- [Raw data]:
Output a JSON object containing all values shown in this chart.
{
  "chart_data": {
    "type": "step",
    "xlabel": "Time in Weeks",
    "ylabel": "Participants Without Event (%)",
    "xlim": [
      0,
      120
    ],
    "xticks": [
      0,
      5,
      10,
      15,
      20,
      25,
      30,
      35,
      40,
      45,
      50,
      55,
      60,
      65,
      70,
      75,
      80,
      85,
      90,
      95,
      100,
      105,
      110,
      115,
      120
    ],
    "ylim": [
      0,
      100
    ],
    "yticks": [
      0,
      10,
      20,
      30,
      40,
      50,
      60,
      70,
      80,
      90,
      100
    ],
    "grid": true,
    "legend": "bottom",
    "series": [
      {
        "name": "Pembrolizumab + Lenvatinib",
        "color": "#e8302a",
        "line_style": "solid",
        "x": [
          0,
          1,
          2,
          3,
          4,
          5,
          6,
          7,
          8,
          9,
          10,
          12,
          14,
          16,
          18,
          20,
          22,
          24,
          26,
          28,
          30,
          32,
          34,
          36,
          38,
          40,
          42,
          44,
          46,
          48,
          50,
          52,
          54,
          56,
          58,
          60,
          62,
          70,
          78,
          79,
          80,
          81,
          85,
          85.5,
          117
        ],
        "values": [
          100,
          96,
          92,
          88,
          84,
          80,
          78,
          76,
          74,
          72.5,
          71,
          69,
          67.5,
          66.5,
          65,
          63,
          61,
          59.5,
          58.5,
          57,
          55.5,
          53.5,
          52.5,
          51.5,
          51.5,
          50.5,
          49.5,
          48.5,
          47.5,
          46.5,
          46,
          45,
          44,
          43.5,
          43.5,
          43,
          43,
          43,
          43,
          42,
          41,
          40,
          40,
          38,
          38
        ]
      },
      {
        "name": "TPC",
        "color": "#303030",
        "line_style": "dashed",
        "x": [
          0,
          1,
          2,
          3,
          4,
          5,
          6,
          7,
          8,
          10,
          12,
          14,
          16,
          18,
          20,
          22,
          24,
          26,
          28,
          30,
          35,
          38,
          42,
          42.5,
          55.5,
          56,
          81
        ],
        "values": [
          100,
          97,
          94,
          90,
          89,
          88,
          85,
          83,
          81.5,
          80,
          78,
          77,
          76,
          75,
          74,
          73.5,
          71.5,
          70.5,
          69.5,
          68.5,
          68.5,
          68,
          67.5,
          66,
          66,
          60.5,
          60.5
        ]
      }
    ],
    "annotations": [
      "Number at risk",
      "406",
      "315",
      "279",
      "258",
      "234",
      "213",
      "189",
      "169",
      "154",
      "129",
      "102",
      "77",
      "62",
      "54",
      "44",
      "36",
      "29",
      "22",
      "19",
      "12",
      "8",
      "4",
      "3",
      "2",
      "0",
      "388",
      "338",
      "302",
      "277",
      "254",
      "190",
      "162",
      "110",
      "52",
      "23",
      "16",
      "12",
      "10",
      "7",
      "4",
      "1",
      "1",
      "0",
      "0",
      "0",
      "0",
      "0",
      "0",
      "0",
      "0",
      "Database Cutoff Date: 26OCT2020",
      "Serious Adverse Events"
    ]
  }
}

- [Exercise instructions]:
All of the material must be reproduced exactly.

- [Written response]:
Output a JSON object containing all values shown in this chart.
{
  "chart_data": {
    "type": "step",
    "xlabel": "Time in Weeks",
    "ylabel": "Participants Without Event (%)",
    "xlim": [
      0,
      120
    ],
    "xticks": [
      0,
      5,
      10,
      15,
      20,
      25,
      30,
      35,
      40,
      45,
      50,
      55,
      60,
      65,
      70,
      75,
      80,
      85,
      90,
      95,
      100,
      105,
      110,
      115,
      120
    ],
    "ylim": [
      0,
      100
    ],
    "yticks": [
      0,
      10,
      20,
      30,
      40,
      50,
      60,
      70,
      80,
      90,
      100
    ],
    "grid": true,
    "legend": "bottom",
    "series": [
      {
        "name": "Pembrolizumab + Lenvatinib",
        "color": "#e8302a",
        "line_style": "solid",
        "x": [
          0,
          1,
          2,
          3,
          4,
          5,
          6,
          7,
          8,
          9,
          10,
          12,
          14,
          16,
          18,
          20,
          22,
          24,
          26,
          28,
          30,
          32,
          34,
          36,
          38,
          40,
          42,
          44,
          46,
          48,
          50,
          52,
          54,
          56,
          58,
          60,
          62,
          70,
          78,
          79,
          80,
          81,
          85,
          85.5,
          117
        ],
        "values": [
          100,
          96,
          92,
          88,
          84,
          80,
          78,
          76,
          74,
          72.5,
          71,
          69,
          67.5,
          66.5,
          65,
          63,
          61,
          59.5,
          58.5,
          57,
          55.5,
          53.5,
          52.5,
          51.5,
          51.5,
          50.5,
          49.5,
          48.5,
          47.5,
          46.5,
          46,
          45,
          44,
          43.5,
          43.5,
          43,
          43,
          43,
          43,
          42,
          41,
          40,
          40,
          38,
          38
        ]
      },
      {
        "name": "TPC",
        "color": "#303030",
        "line_style": "dashed",
        "x": [
          0,
          1,
          2,
          3,
          4,
          5,
          6,
          7,
          8,
          10,
          12,
          14,
          16,
          18,
          20,
          22,
          24,
          26,
          28,
          30,
          35,
          38,
          42,
          42.5,
          55.5,
          56,
          81
        ],
        "values": [
          100,
          97,
          94,
          90,
          89,
          88,
          85,
          83,
          81.5,
          80,
          78,
          77,
          76,
          75,
          74,
          73.5,
          71.5,
          70.5,
          69.5,
          68.5,
          68.5,
          68,
          67.5,
          66,
          66,
          60.5,
          60.5
        ]
      }
    ],
    "annotations": [
      "Number at risk",
      "406",
      "315",
      "279",
      "258",
      "234",
      "213",
      "189",
      "169",
      "154",
      "129",
      "102",
      "77",
      "62",
      "54",
      "44",
      "36",
      "29",
      "22",
      "19",
      "12",
      "8",
      "4",
      "3",
      "2",
      "0",
      "388",
      "338",
      "302",
      "277",
      "254",
      "190",
      "162",
      "110",
      "52",
      "23",
      "16",
      "12",
      "10",
      "7",
      "4",
      "1",
      "1",
      "0",
      "0",
      "0",
      "0",
      "0",
      "0",
      "0",
      "0",
      "Database Cutoff Date: 26OCT2020",
      "Serious Adverse Events"
    ]
  }
}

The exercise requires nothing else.